**Stated task**. Reproduce all of the entries below verbatim, leaving out the pictures.

**Record excerpts**.

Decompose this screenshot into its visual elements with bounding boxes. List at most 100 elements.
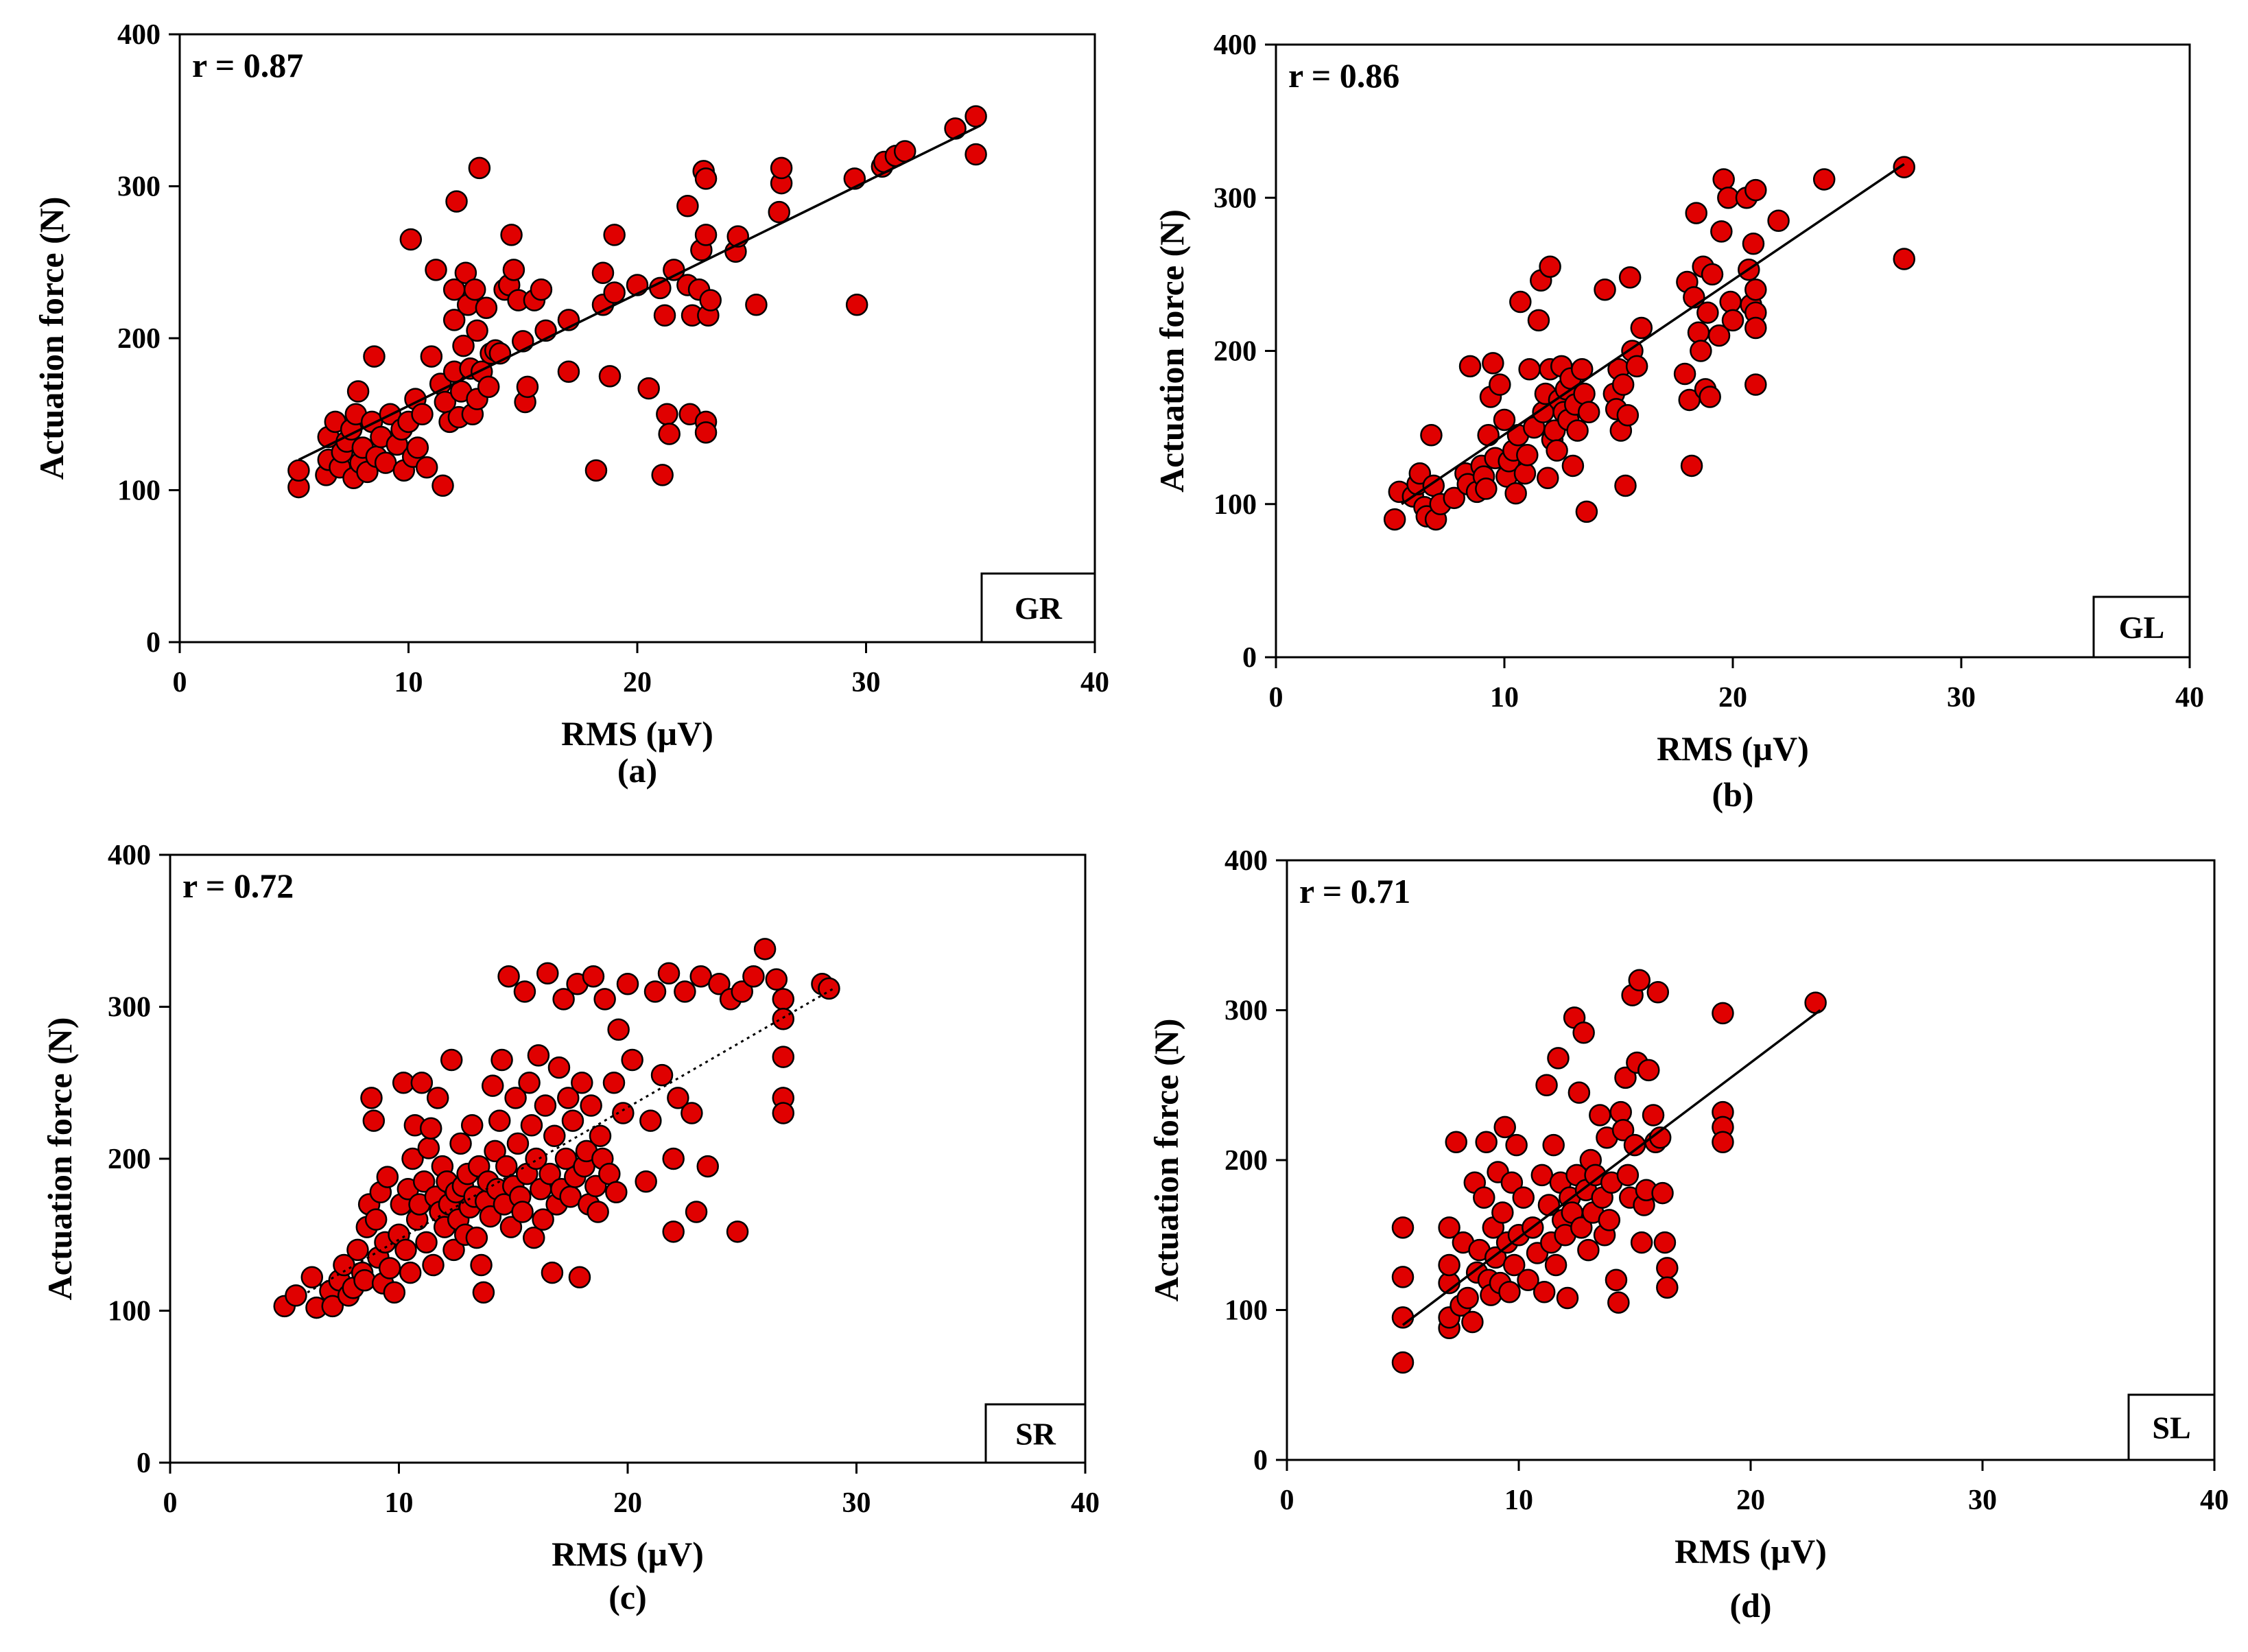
series-tag: GR: [1015, 591, 1063, 626]
data-point: [1391, 1266, 1415, 1288]
data-point: [1547, 1047, 1570, 1070]
data-point: [454, 261, 477, 285]
data-point: [1516, 444, 1539, 467]
y-tick-label: 300: [1214, 182, 1257, 214]
data-point: [415, 456, 438, 479]
x-tick-label: 30: [1968, 1485, 1997, 1516]
data-point: [442, 1238, 465, 1262]
data-point: [1589, 1104, 1611, 1126]
data-point: [1533, 1281, 1556, 1303]
data-point: [346, 1238, 369, 1262]
data-point: [460, 1114, 484, 1137]
y-tick-label: 300: [117, 172, 161, 203]
data-point: [651, 464, 674, 486]
x-axis-title: RMS (µV): [1657, 729, 1809, 768]
data-point: [425, 259, 447, 281]
panel-b: 0 100 200 300 400 0 10 20 30 40 RMS (µV) Actuation …: [1152, 30, 2204, 814]
data-point: [1721, 309, 1744, 332]
x-axis-title: RMS (µV): [552, 1535, 704, 1573]
data-point: [1420, 424, 1443, 447]
data-point: [376, 1166, 399, 1188]
data-point: [694, 224, 718, 246]
data-point: [495, 1155, 518, 1178]
data-point: [1537, 467, 1559, 490]
data-point: [1498, 1281, 1521, 1303]
data-point: [472, 1281, 495, 1304]
y-axis-title: Actuation force (N): [32, 197, 71, 480]
x-tick-label: 0: [163, 1487, 178, 1519]
data-point: [818, 977, 840, 1000]
data-point: [1500, 1171, 1524, 1194]
data-point: [1598, 1209, 1621, 1231]
data-point: [1477, 424, 1500, 447]
data-point: [626, 274, 649, 296]
data-point: [534, 1094, 557, 1117]
data-point: [1489, 373, 1511, 396]
y-tick-label: 400: [1224, 845, 1268, 877]
data-point: [965, 105, 987, 128]
data-point: [490, 1048, 513, 1072]
y-tick-label: 100: [1224, 1295, 1268, 1327]
data-point: [1438, 1253, 1460, 1277]
data-point: [1458, 355, 1482, 378]
data-point: [676, 195, 699, 217]
data-point: [287, 459, 310, 482]
data-point: [1391, 1351, 1415, 1374]
y-tick-label: 200: [117, 323, 161, 355]
data-point: [1556, 1286, 1579, 1310]
data-point: [696, 1155, 719, 1178]
x-tick-label: 40: [2200, 1485, 2229, 1516]
data-point: [362, 1109, 386, 1132]
data-point: [1719, 290, 1742, 314]
data-point: [1438, 1216, 1460, 1239]
data-point: [1712, 1131, 1734, 1154]
data-point: [605, 1181, 628, 1203]
data-point: [1712, 1002, 1734, 1025]
data-point: [1391, 1216, 1415, 1239]
series-tag: SL: [2152, 1411, 2190, 1446]
data-point: [285, 1284, 307, 1307]
data-point: [589, 1124, 612, 1148]
data-point: [753, 938, 777, 960]
data-point: [420, 345, 443, 368]
data-point: [1680, 454, 1703, 477]
data-point: [745, 294, 768, 316]
data-point: [481, 1074, 504, 1097]
data-point: [383, 1281, 406, 1304]
data-point: [1512, 1186, 1535, 1209]
data-point: [440, 1048, 463, 1072]
series-tag: SR: [1015, 1417, 1056, 1452]
data-point: [477, 375, 500, 399]
data-point: [410, 1072, 434, 1094]
data-point: [378, 1257, 401, 1279]
x-tick-label: 20: [1718, 682, 1747, 713]
data-point: [1710, 220, 1733, 243]
data-point: [1517, 1268, 1539, 1292]
data-point: [1656, 1257, 1679, 1279]
trend-line: [298, 124, 982, 461]
data-point: [1577, 401, 1600, 424]
data-point: [699, 289, 722, 311]
data-point: [1646, 981, 1670, 1004]
data-point: [637, 377, 660, 400]
y-tick-label: 0: [137, 1448, 151, 1479]
data-point: [1482, 352, 1504, 375]
plot-area: [1286, 859, 2216, 1461]
data-point: [598, 365, 622, 388]
data-point: [765, 968, 788, 991]
data-point: [1475, 1131, 1498, 1154]
data-point: [511, 1201, 534, 1223]
data-point: [364, 1208, 388, 1231]
data-point: [512, 330, 534, 353]
y-tick-label: 0: [146, 627, 161, 659]
data-point: [1570, 1216, 1593, 1239]
data-point: [662, 1220, 685, 1243]
data-point: [523, 1226, 545, 1249]
panel-caption: (b): [1712, 775, 1753, 814]
y-axis-title: Actuation force (N): [40, 1017, 79, 1301]
data-point: [1461, 1310, 1484, 1334]
data-point: [708, 973, 731, 995]
data-point: [363, 345, 386, 368]
data-point: [417, 1137, 440, 1159]
data-point: [1567, 1081, 1591, 1104]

**The solution**.
Decompose this screenshot into its visual elements with bounding boxes. List at most 100 elements.
series-tag: GR: [1015, 591, 1063, 626]
data-point: [1391, 1266, 1415, 1288]
data-point: [1547, 1047, 1570, 1070]
data-point: [454, 261, 477, 285]
data-point: [1516, 444, 1539, 467]
y-tick-label: 300: [1214, 182, 1257, 214]
data-point: [415, 456, 438, 479]
x-tick-label: 30: [1968, 1485, 1997, 1516]
data-point: [442, 1238, 465, 1262]
data-point: [1589, 1104, 1611, 1126]
data-point: [1533, 1281, 1556, 1303]
data-point: [346, 1238, 369, 1262]
data-point: [460, 1114, 484, 1137]
y-tick-label: 300: [117, 172, 161, 203]
data-point: [651, 464, 674, 486]
x-axis-title: RMS (µV): [1657, 729, 1809, 768]
data-point: [425, 259, 447, 281]
panel-b: 0 100 200 300 400 0 10 20 30 40 RMS (µV) Actuation …: [1152, 30, 2204, 814]
data-point: [1721, 309, 1744, 332]
x-axis-title: RMS (µV): [552, 1535, 704, 1573]
data-point: [1420, 424, 1443, 447]
data-point: [376, 1166, 399, 1188]
data-point: [694, 224, 718, 246]
data-point: [495, 1155, 518, 1178]
data-point: [1537, 467, 1559, 490]
data-point: [1498, 1281, 1521, 1303]
data-point: [472, 1281, 495, 1304]
y-axis-title: Actuation force (N): [32, 197, 71, 480]
x-tick-label: 0: [163, 1487, 178, 1519]
data-point: [818, 977, 840, 1000]
data-point: [1500, 1171, 1524, 1194]
data-point: [1598, 1209, 1621, 1231]
data-point: [1477, 424, 1500, 447]
data-point: [626, 274, 649, 296]
data-point: [534, 1094, 557, 1117]
data-point: [1489, 373, 1511, 396]
y-tick-label: 400: [1224, 845, 1268, 877]
data-point: [965, 105, 987, 128]
data-point: [490, 1048, 513, 1072]
y-tick-label: 100: [1224, 1295, 1268, 1327]
data-point: [1438, 1253, 1460, 1277]
data-point: [1458, 355, 1482, 378]
data-point: [676, 195, 699, 217]
data-point: [287, 459, 310, 482]
data-point: [1391, 1351, 1415, 1374]
y-tick-label: 200: [117, 323, 161, 355]
data-point: [1556, 1286, 1579, 1310]
data-point: [696, 1155, 719, 1178]
x-tick-label: 40: [2200, 1485, 2229, 1516]
data-point: [362, 1109, 386, 1132]
data-point: [1719, 290, 1742, 314]
data-point: [1438, 1216, 1460, 1239]
data-point: [1712, 1131, 1734, 1154]
data-point: [605, 1181, 628, 1203]
data-point: [1712, 1002, 1734, 1025]
data-point: [1391, 1216, 1415, 1239]
series-tag: SL: [2152, 1411, 2190, 1446]
data-point: [285, 1284, 307, 1307]
data-point: [589, 1124, 612, 1148]
data-point: [753, 938, 777, 960]
data-point: [420, 345, 443, 368]
data-point: [1680, 454, 1703, 477]
data-point: [745, 294, 768, 316]
data-point: [481, 1074, 504, 1097]
data-point: [383, 1281, 406, 1304]
data-point: [1512, 1186, 1535, 1209]
data-point: [440, 1048, 463, 1072]
series-tag: SR: [1015, 1417, 1056, 1452]
data-point: [477, 375, 500, 399]
data-point: [410, 1072, 434, 1094]
data-point: [378, 1257, 401, 1279]
x-tick-label: 20: [1718, 682, 1747, 713]
data-point: [1710, 220, 1733, 243]
data-point: [1517, 1268, 1539, 1292]
data-point: [1656, 1257, 1679, 1279]
trend-line: [298, 124, 982, 461]
data-point: [1577, 401, 1600, 424]
data-point: [699, 289, 722, 311]
data-point: [1646, 981, 1670, 1004]
data-point: [637, 377, 660, 400]
y-tick-label: 0: [137, 1448, 151, 1479]
data-point: [1482, 352, 1504, 375]
plot-area: [1286, 859, 2216, 1461]
data-point: [598, 365, 622, 388]
data-point: [765, 968, 788, 991]
data-point: [1475, 1131, 1498, 1154]
data-point: [511, 1201, 534, 1223]
data-point: [364, 1208, 388, 1231]
data-point: [512, 330, 534, 353]
y-tick-label: 0: [146, 627, 161, 659]
data-point: [1570, 1216, 1593, 1239]
data-point: [662, 1220, 685, 1243]
data-point: [523, 1226, 545, 1249]
panel-caption: (b): [1712, 775, 1753, 814]
y-axis-title: Actuation force (N): [40, 1017, 79, 1301]
data-point: [1461, 1310, 1484, 1334]
data-point: [708, 973, 731, 995]
data-point: [363, 345, 386, 368]
data-point: [417, 1137, 440, 1159]
data-point: [1567, 1081, 1591, 1104]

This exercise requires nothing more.